Recorded data:
+---+
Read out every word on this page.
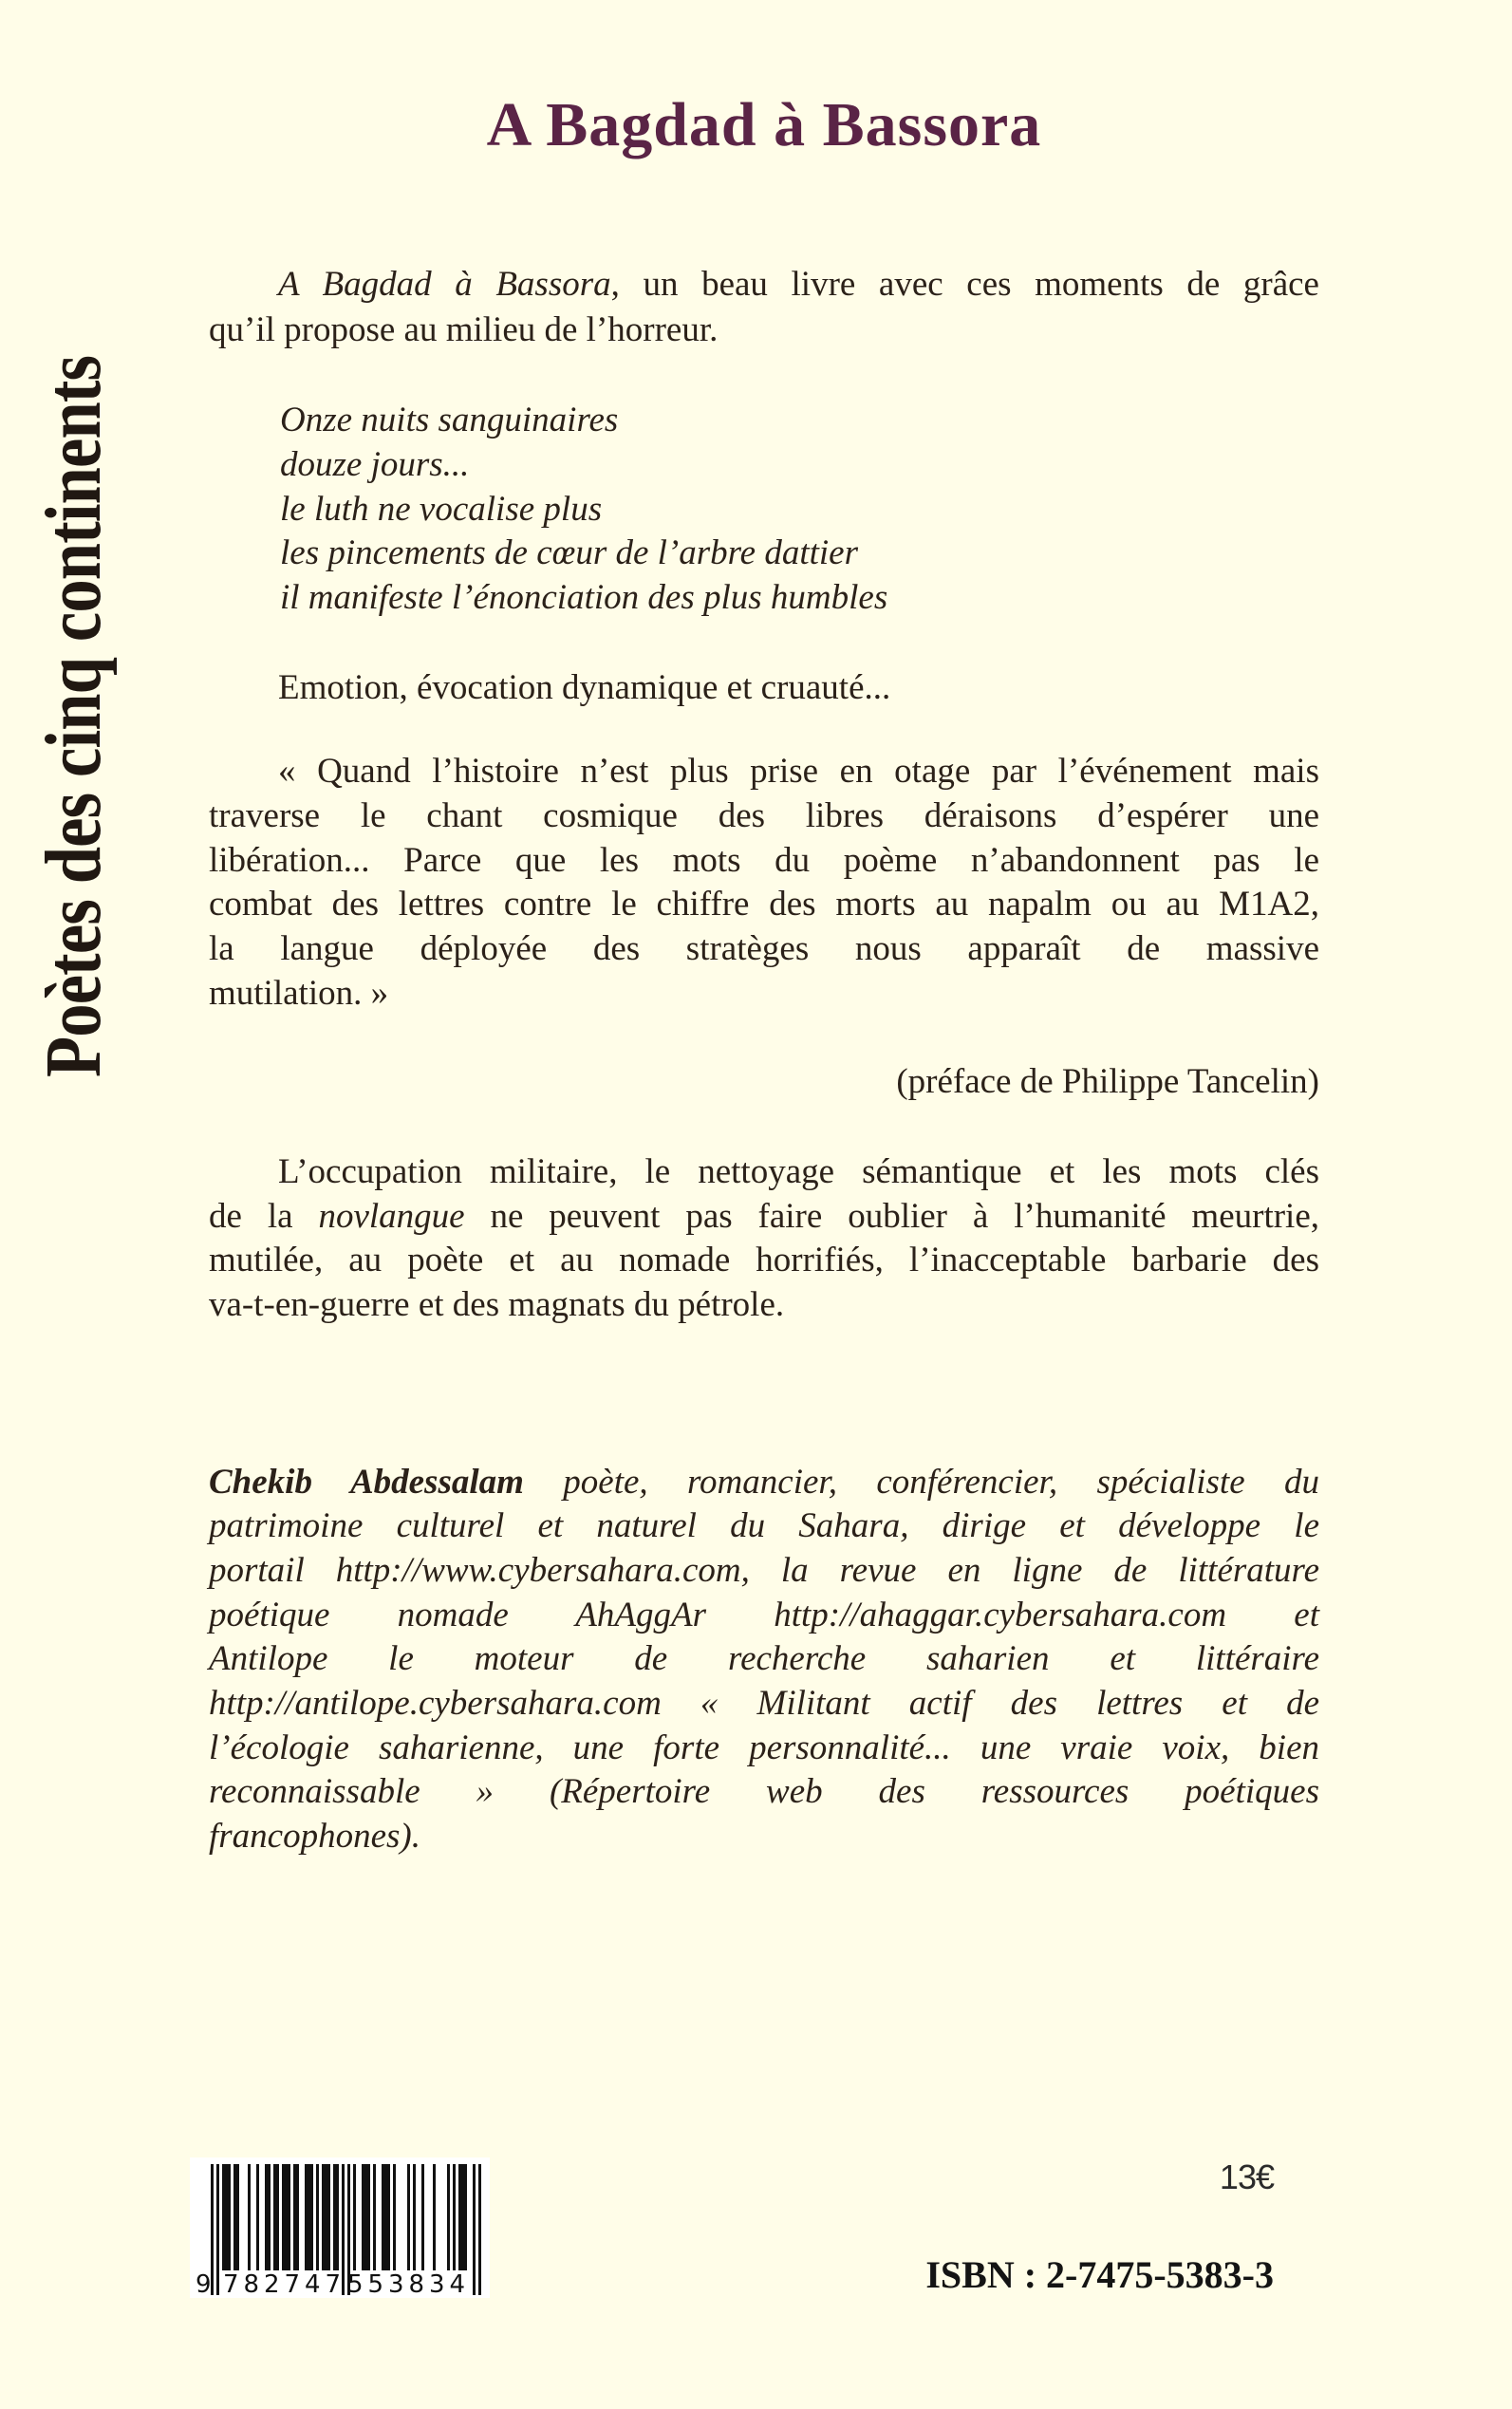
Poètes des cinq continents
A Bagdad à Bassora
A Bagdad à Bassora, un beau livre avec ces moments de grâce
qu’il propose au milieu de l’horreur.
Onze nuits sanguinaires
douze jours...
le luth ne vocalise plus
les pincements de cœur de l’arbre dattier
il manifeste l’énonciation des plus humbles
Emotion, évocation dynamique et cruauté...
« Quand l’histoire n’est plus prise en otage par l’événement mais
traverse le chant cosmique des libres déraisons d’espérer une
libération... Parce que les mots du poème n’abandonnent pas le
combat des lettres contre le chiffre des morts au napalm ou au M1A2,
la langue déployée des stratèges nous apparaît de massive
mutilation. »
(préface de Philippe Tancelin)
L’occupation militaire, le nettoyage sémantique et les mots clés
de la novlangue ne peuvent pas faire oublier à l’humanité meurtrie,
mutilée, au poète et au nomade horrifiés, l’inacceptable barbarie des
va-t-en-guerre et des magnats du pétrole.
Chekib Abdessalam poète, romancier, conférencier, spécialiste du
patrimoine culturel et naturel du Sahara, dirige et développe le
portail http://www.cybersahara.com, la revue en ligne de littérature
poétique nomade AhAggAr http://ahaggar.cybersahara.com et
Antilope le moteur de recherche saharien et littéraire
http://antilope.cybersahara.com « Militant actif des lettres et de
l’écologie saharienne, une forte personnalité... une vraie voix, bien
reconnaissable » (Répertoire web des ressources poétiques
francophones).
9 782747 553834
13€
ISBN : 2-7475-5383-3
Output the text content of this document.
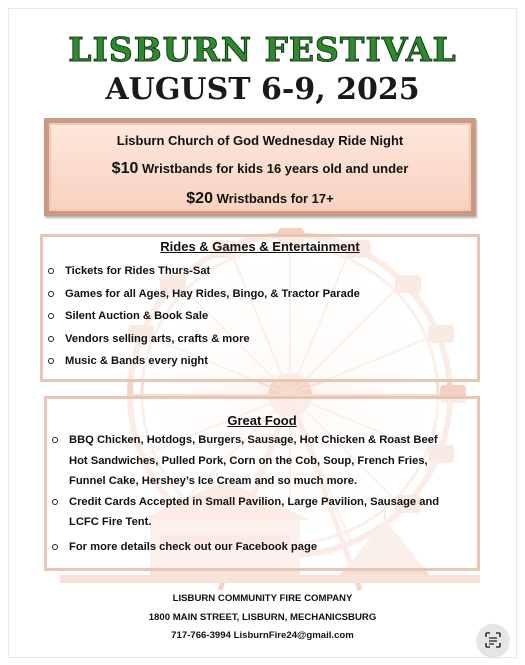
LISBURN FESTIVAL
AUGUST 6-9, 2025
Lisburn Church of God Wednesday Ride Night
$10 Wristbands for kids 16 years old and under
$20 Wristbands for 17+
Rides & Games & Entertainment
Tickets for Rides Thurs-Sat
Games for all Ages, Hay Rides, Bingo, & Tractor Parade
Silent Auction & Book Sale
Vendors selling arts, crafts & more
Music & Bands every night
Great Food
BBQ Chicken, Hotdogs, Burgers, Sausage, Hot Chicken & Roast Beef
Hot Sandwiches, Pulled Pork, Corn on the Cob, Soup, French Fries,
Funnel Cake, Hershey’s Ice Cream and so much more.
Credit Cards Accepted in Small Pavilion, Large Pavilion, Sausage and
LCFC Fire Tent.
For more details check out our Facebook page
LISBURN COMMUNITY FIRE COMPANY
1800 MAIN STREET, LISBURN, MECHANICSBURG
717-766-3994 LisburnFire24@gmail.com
+---+
Short problem – Copy out each line of the material that holds the word "lettres".

Exercise answer –
combat des lettres contre le chiffre des morts au napalm ou au M1A2,
http://antilope.cybersahara.com « Militant actif des lettres et de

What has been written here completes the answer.